Chart and figure data:
■ ■ ■
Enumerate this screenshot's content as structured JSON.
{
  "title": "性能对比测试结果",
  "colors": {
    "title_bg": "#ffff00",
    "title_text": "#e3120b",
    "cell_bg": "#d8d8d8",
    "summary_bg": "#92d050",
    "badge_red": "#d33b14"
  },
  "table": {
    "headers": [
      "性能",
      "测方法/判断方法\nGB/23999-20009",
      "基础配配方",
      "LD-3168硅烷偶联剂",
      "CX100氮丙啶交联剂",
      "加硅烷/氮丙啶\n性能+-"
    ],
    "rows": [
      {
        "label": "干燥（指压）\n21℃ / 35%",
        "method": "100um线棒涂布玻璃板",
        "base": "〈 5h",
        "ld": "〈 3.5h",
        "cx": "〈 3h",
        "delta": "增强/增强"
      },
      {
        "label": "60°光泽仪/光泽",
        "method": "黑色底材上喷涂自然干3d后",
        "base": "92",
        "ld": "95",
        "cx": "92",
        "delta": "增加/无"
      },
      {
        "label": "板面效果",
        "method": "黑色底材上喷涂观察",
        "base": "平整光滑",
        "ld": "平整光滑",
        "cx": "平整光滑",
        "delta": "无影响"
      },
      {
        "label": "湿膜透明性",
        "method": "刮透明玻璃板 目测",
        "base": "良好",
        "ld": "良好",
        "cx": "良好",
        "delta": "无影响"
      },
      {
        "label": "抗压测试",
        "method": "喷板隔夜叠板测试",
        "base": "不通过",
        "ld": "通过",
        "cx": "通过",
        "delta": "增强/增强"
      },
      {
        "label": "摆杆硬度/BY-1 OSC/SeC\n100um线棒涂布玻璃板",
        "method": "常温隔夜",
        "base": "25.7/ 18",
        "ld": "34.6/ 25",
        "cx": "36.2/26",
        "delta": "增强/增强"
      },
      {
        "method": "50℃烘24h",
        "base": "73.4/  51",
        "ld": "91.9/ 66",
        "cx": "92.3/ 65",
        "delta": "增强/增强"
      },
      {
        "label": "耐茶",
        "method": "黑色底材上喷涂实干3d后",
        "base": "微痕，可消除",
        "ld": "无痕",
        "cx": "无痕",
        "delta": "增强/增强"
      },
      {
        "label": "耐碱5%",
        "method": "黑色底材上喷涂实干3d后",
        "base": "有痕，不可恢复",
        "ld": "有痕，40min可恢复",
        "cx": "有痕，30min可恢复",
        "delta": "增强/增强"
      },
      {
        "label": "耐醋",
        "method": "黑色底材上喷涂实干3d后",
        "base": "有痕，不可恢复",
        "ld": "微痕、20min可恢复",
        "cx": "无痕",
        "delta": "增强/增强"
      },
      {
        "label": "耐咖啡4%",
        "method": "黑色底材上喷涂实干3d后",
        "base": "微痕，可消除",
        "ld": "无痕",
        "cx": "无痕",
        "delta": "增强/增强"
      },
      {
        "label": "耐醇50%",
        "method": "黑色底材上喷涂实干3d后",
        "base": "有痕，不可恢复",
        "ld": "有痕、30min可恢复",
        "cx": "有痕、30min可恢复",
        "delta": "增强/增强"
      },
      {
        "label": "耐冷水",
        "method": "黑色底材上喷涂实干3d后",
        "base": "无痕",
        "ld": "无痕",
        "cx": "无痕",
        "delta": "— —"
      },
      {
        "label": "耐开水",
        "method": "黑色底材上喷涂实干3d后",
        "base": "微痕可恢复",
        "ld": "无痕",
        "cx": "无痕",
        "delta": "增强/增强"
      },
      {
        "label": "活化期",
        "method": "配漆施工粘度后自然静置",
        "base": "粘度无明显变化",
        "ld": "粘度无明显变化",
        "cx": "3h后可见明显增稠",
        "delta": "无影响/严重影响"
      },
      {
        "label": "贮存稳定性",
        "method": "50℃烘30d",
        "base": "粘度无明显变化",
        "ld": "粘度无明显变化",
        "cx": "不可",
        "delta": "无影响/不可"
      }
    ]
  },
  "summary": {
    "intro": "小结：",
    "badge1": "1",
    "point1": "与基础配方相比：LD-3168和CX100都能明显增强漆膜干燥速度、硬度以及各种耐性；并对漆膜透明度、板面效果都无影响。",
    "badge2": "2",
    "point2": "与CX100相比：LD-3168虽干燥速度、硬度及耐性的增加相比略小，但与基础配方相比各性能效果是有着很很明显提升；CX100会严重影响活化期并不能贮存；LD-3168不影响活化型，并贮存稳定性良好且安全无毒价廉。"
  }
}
■ ■ ■
Work instructions — Write out every record shown above, word for word.

Problem solution —
Enumerate this screenshot's content as structured JSON.
{
  "title": "性能对比测试结果",
  "colors": {
    "title_bg": "#ffff00",
    "title_text": "#e3120b",
    "cell_bg": "#d8d8d8",
    "summary_bg": "#92d050",
    "badge_red": "#d33b14"
  },
  "table": {
    "headers": [
      "性能",
      "测方法/判断方法\nGB/23999-20009",
      "基础配配方",
      "LD-3168硅烷偶联剂",
      "CX100氮丙啶交联剂",
      "加硅烷/氮丙啶\n性能+-"
    ],
    "rows": [
      {
        "label": "干燥（指压）\n21℃ / 35%",
        "method": "100um线棒涂布玻璃板",
        "base": "〈 5h",
        "ld": "〈 3.5h",
        "cx": "〈 3h",
        "delta": "增强/增强"
      },
      {
        "label": "60°光泽仪/光泽",
        "method": "黑色底材上喷涂自然干3d后",
        "base": "92",
        "ld": "95",
        "cx": "92",
        "delta": "增加/无"
      },
      {
        "label": "板面效果",
        "method": "黑色底材上喷涂观察",
        "base": "平整光滑",
        "ld": "平整光滑",
        "cx": "平整光滑",
        "delta": "无影响"
      },
      {
        "label": "湿膜透明性",
        "method": "刮透明玻璃板 目测",
        "base": "良好",
        "ld": "良好",
        "cx": "良好",
        "delta": "无影响"
      },
      {
        "label": "抗压测试",
        "method": "喷板隔夜叠板测试",
        "base": "不通过",
        "ld": "通过",
        "cx": "通过",
        "delta": "增强/增强"
      },
      {
        "label": "摆杆硬度/BY-1 OSC/SeC\n100um线棒涂布玻璃板",
        "method": "常温隔夜",
        "base": "25.7/ 18",
        "ld": "34.6/ 25",
        "cx": "36.2/26",
        "delta": "增强/增强"
      },
      {
        "method": "50℃烘24h",
        "base": "73.4/  51",
        "ld": "91.9/ 66",
        "cx": "92.3/ 65",
        "delta": "增强/增强"
      },
      {
        "label": "耐茶",
        "method": "黑色底材上喷涂实干3d后",
        "base": "微痕，可消除",
        "ld": "无痕",
        "cx": "无痕",
        "delta": "增强/增强"
      },
      {
        "label": "耐碱5%",
        "method": "黑色底材上喷涂实干3d后",
        "base": "有痕，不可恢复",
        "ld": "有痕，40min可恢复",
        "cx": "有痕，30min可恢复",
        "delta": "增强/增强"
      },
      {
        "label": "耐醋",
        "method": "黑色底材上喷涂实干3d后",
        "base": "有痕，不可恢复",
        "ld": "微痕、20min可恢复",
        "cx": "无痕",
        "delta": "增强/增强"
      },
      {
        "label": "耐咖啡4%",
        "method": "黑色底材上喷涂实干3d后",
        "base": "微痕，可消除",
        "ld": "无痕",
        "cx": "无痕",
        "delta": "增强/增强"
      },
      {
        "label": "耐醇50%",
        "method": "黑色底材上喷涂实干3d后",
        "base": "有痕，不可恢复",
        "ld": "有痕、30min可恢复",
        "cx": "有痕、30min可恢复",
        "delta": "增强/增强"
      },
      {
        "label": "耐冷水",
        "method": "黑色底材上喷涂实干3d后",
        "base": "无痕",
        "ld": "无痕",
        "cx": "无痕",
        "delta": "— —"
      },
      {
        "label": "耐开水",
        "method": "黑色底材上喷涂实干3d后",
        "base": "微痕可恢复",
        "ld": "无痕",
        "cx": "无痕",
        "delta": "增强/增强"
      },
      {
        "label": "活化期",
        "method": "配漆施工粘度后自然静置",
        "base": "粘度无明显变化",
        "ld": "粘度无明显变化",
        "cx": "3h后可见明显增稠",
        "delta": "无影响/严重影响"
      },
      {
        "label": "贮存稳定性",
        "method": "50℃烘30d",
        "base": "粘度无明显变化",
        "ld": "粘度无明显变化",
        "cx": "不可",
        "delta": "无影响/不可"
      }
    ]
  },
  "summary": {
    "intro": "小结：",
    "badge1": "1",
    "point1": "与基础配方相比：LD-3168和CX100都能明显增强漆膜干燥速度、硬度以及各种耐性；并对漆膜透明度、板面效果都无影响。",
    "badge2": "2",
    "point2": "与CX100相比：LD-3168虽干燥速度、硬度及耐性的增加相比略小，但与基础配方相比各性能效果是有着很很明显提升；CX100会严重影响活化期并不能贮存；LD-3168不影响活化型，并贮存稳定性良好且安全无毒价廉。"
  }
}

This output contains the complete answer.